--- Supplied information ---

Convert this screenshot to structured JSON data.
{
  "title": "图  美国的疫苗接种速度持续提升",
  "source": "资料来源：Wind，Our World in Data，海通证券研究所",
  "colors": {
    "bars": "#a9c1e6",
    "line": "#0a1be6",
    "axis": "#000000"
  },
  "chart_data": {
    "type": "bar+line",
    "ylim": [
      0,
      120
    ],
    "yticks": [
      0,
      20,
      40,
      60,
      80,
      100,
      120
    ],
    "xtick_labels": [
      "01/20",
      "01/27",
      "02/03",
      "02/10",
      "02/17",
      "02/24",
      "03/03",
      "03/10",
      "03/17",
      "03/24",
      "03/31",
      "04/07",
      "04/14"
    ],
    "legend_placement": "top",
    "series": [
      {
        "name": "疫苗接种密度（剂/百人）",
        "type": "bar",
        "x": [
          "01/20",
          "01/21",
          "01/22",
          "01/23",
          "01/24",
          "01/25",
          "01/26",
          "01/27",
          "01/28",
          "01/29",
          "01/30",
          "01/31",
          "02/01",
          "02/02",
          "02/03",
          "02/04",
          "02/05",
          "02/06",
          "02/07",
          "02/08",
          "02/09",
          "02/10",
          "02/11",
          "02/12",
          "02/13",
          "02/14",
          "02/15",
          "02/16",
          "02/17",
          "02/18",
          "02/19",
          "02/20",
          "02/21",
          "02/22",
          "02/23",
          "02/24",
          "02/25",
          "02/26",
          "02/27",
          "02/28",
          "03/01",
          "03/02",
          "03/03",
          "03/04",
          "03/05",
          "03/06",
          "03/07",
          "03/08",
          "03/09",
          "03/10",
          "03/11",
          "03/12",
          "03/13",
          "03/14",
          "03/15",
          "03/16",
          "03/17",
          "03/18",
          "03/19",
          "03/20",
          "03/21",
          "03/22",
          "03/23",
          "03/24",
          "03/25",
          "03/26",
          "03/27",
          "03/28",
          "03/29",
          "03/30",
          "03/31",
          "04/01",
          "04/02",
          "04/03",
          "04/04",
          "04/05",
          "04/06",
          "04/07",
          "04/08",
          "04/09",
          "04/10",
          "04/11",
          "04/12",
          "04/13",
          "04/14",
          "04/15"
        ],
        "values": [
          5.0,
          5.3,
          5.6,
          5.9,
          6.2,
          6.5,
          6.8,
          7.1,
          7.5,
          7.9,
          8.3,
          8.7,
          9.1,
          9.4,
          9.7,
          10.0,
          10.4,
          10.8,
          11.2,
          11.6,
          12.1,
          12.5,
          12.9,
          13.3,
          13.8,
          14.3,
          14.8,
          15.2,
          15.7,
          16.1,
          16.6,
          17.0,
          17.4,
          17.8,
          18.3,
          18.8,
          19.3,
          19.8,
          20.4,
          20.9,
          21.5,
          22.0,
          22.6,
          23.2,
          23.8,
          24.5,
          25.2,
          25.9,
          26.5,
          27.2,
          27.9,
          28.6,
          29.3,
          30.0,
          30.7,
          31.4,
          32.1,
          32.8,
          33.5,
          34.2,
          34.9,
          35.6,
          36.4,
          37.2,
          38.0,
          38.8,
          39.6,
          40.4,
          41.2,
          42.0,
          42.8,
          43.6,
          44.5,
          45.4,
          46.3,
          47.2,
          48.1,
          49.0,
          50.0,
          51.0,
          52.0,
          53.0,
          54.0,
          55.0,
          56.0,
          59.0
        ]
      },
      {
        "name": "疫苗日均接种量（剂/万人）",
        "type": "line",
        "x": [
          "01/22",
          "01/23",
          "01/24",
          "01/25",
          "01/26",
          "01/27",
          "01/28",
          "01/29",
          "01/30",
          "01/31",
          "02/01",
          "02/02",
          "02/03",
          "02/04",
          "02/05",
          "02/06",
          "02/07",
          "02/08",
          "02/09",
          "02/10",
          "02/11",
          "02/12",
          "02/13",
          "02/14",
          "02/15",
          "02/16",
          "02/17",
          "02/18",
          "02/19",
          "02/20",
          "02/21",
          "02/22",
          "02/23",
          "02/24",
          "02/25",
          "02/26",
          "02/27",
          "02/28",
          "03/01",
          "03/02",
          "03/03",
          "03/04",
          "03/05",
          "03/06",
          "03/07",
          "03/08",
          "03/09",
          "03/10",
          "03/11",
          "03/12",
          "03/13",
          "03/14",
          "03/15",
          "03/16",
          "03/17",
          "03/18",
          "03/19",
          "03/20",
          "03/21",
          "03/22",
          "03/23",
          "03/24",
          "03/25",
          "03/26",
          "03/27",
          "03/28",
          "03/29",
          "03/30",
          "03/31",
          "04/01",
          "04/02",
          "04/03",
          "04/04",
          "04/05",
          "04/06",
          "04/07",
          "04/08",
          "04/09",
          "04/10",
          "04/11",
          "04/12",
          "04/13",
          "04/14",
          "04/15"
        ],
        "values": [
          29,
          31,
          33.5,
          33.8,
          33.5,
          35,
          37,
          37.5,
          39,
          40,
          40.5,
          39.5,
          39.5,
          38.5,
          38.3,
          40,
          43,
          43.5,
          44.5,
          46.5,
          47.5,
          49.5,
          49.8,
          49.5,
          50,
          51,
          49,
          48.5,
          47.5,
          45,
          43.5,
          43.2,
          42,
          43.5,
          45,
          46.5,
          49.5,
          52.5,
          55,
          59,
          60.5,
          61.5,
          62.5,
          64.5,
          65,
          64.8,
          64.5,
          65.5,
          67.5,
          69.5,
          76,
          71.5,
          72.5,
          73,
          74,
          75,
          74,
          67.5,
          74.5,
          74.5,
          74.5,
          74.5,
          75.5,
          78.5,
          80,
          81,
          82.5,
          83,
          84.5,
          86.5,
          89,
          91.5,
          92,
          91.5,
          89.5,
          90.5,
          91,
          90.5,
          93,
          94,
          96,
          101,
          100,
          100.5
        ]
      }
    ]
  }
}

---

Exercise task → Transcribe all the entries, keeping each one exactly as it is.

Exercise response →
Convert this screenshot to structured JSON data.
{
  "title": "图  美国的疫苗接种速度持续提升",
  "source": "资料来源：Wind，Our World in Data，海通证券研究所",
  "colors": {
    "bars": "#a9c1e6",
    "line": "#0a1be6",
    "axis": "#000000"
  },
  "chart_data": {
    "type": "bar+line",
    "ylim": [
      0,
      120
    ],
    "yticks": [
      0,
      20,
      40,
      60,
      80,
      100,
      120
    ],
    "xtick_labels": [
      "01/20",
      "01/27",
      "02/03",
      "02/10",
      "02/17",
      "02/24",
      "03/03",
      "03/10",
      "03/17",
      "03/24",
      "03/31",
      "04/07",
      "04/14"
    ],
    "legend_placement": "top",
    "series": [
      {
        "name": "疫苗接种密度（剂/百人）",
        "type": "bar",
        "x": [
          "01/20",
          "01/21",
          "01/22",
          "01/23",
          "01/24",
          "01/25",
          "01/26",
          "01/27",
          "01/28",
          "01/29",
          "01/30",
          "01/31",
          "02/01",
          "02/02",
          "02/03",
          "02/04",
          "02/05",
          "02/06",
          "02/07",
          "02/08",
          "02/09",
          "02/10",
          "02/11",
          "02/12",
          "02/13",
          "02/14",
          "02/15",
          "02/16",
          "02/17",
          "02/18",
          "02/19",
          "02/20",
          "02/21",
          "02/22",
          "02/23",
          "02/24",
          "02/25",
          "02/26",
          "02/27",
          "02/28",
          "03/01",
          "03/02",
          "03/03",
          "03/04",
          "03/05",
          "03/06",
          "03/07",
          "03/08",
          "03/09",
          "03/10",
          "03/11",
          "03/12",
          "03/13",
          "03/14",
          "03/15",
          "03/16",
          "03/17",
          "03/18",
          "03/19",
          "03/20",
          "03/21",
          "03/22",
          "03/23",
          "03/24",
          "03/25",
          "03/26",
          "03/27",
          "03/28",
          "03/29",
          "03/30",
          "03/31",
          "04/01",
          "04/02",
          "04/03",
          "04/04",
          "04/05",
          "04/06",
          "04/07",
          "04/08",
          "04/09",
          "04/10",
          "04/11",
          "04/12",
          "04/13",
          "04/14",
          "04/15"
        ],
        "values": [
          5.0,
          5.3,
          5.6,
          5.9,
          6.2,
          6.5,
          6.8,
          7.1,
          7.5,
          7.9,
          8.3,
          8.7,
          9.1,
          9.4,
          9.7,
          10.0,
          10.4,
          10.8,
          11.2,
          11.6,
          12.1,
          12.5,
          12.9,
          13.3,
          13.8,
          14.3,
          14.8,
          15.2,
          15.7,
          16.1,
          16.6,
          17.0,
          17.4,
          17.8,
          18.3,
          18.8,
          19.3,
          19.8,
          20.4,
          20.9,
          21.5,
          22.0,
          22.6,
          23.2,
          23.8,
          24.5,
          25.2,
          25.9,
          26.5,
          27.2,
          27.9,
          28.6,
          29.3,
          30.0,
          30.7,
          31.4,
          32.1,
          32.8,
          33.5,
          34.2,
          34.9,
          35.6,
          36.4,
          37.2,
          38.0,
          38.8,
          39.6,
          40.4,
          41.2,
          42.0,
          42.8,
          43.6,
          44.5,
          45.4,
          46.3,
          47.2,
          48.1,
          49.0,
          50.0,
          51.0,
          52.0,
          53.0,
          54.0,
          55.0,
          56.0,
          59.0
        ]
      },
      {
        "name": "疫苗日均接种量（剂/万人）",
        "type": "line",
        "x": [
          "01/22",
          "01/23",
          "01/24",
          "01/25",
          "01/26",
          "01/27",
          "01/28",
          "01/29",
          "01/30",
          "01/31",
          "02/01",
          "02/02",
          "02/03",
          "02/04",
          "02/05",
          "02/06",
          "02/07",
          "02/08",
          "02/09",
          "02/10",
          "02/11",
          "02/12",
          "02/13",
          "02/14",
          "02/15",
          "02/16",
          "02/17",
          "02/18",
          "02/19",
          "02/20",
          "02/21",
          "02/22",
          "02/23",
          "02/24",
          "02/25",
          "02/26",
          "02/27",
          "02/28",
          "03/01",
          "03/02",
          "03/03",
          "03/04",
          "03/05",
          "03/06",
          "03/07",
          "03/08",
          "03/09",
          "03/10",
          "03/11",
          "03/12",
          "03/13",
          "03/14",
          "03/15",
          "03/16",
          "03/17",
          "03/18",
          "03/19",
          "03/20",
          "03/21",
          "03/22",
          "03/23",
          "03/24",
          "03/25",
          "03/26",
          "03/27",
          "03/28",
          "03/29",
          "03/30",
          "03/31",
          "04/01",
          "04/02",
          "04/03",
          "04/04",
          "04/05",
          "04/06",
          "04/07",
          "04/08",
          "04/09",
          "04/10",
          "04/11",
          "04/12",
          "04/13",
          "04/14",
          "04/15"
        ],
        "values": [
          29,
          31,
          33.5,
          33.8,
          33.5,
          35,
          37,
          37.5,
          39,
          40,
          40.5,
          39.5,
          39.5,
          38.5,
          38.3,
          40,
          43,
          43.5,
          44.5,
          46.5,
          47.5,
          49.5,
          49.8,
          49.5,
          50,
          51,
          49,
          48.5,
          47.5,
          45,
          43.5,
          43.2,
          42,
          43.5,
          45,
          46.5,
          49.5,
          52.5,
          55,
          59,
          60.5,
          61.5,
          62.5,
          64.5,
          65,
          64.8,
          64.5,
          65.5,
          67.5,
          69.5,
          76,
          71.5,
          72.5,
          73,
          74,
          75,
          74,
          67.5,
          74.5,
          74.5,
          74.5,
          74.5,
          75.5,
          78.5,
          80,
          81,
          82.5,
          83,
          84.5,
          86.5,
          89,
          91.5,
          92,
          91.5,
          89.5,
          90.5,
          91,
          90.5,
          93,
          94,
          96,
          101,
          100,
          100.5
        ]
      }
    ]
  }
}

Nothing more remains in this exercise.